## WHAT THIS TASK INVOLVES
Transcribe all of the records precisely as they are presented.

## RECORDS TO USE
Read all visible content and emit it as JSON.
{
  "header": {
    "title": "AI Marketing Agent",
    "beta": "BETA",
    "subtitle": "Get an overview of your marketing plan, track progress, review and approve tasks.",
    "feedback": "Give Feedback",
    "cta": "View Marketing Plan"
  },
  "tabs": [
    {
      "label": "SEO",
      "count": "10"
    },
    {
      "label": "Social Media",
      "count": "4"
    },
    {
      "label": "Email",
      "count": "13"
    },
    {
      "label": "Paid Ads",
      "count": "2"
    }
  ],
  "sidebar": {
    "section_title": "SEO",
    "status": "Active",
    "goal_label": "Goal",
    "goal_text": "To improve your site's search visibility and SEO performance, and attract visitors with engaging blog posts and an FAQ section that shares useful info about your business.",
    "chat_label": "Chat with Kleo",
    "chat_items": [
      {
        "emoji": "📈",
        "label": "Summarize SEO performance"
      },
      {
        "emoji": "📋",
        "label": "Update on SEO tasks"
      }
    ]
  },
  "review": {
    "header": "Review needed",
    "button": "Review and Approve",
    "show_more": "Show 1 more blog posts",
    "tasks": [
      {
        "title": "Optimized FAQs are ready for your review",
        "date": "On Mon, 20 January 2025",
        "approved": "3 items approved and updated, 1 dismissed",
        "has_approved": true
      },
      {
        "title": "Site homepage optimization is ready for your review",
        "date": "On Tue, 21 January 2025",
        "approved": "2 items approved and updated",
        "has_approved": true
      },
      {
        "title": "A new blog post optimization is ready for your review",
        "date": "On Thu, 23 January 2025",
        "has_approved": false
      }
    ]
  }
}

## RESULT BELOW
Read all visible content and emit it as JSON.
{
  "header": {
    "title": "AI Marketing Agent",
    "beta": "BETA",
    "subtitle": "Get an overview of your marketing plan, track progress, review and approve tasks.",
    "feedback": "Give Feedback",
    "cta": "View Marketing Plan"
  },
  "tabs": [
    {
      "label": "SEO",
      "count": "10"
    },
    {
      "label": "Social Media",
      "count": "4"
    },
    {
      "label": "Email",
      "count": "13"
    },
    {
      "label": "Paid Ads",
      "count": "2"
    }
  ],
  "sidebar": {
    "section_title": "SEO",
    "status": "Active",
    "goal_label": "Goal",
    "goal_text": "To improve your site's search visibility and SEO performance, and attract visitors with engaging blog posts and an FAQ section that shares useful info about your business.",
    "chat_label": "Chat with Kleo",
    "chat_items": [
      {
        "emoji": "📈",
        "label": "Summarize SEO performance"
      },
      {
        "emoji": "📋",
        "label": "Update on SEO tasks"
      }
    ]
  },
  "review": {
    "header": "Review needed",
    "button": "Review and Approve",
    "show_more": "Show 1 more blog posts",
    "tasks": [
      {
        "title": "Optimized FAQs are ready for your review",
        "date": "On Mon, 20 January 2025",
        "approved": "3 items approved and updated, 1 dismissed",
        "has_approved": true
      },
      {
        "title": "Site homepage optimization is ready for your review",
        "date": "On Tue, 21 January 2025",
        "approved": "2 items approved and updated",
        "has_approved": true
      },
      {
        "title": "A new blog post optimization is ready for your review",
        "date": "On Thu, 23 January 2025",
        "has_approved": false
      }
    ]
  }
}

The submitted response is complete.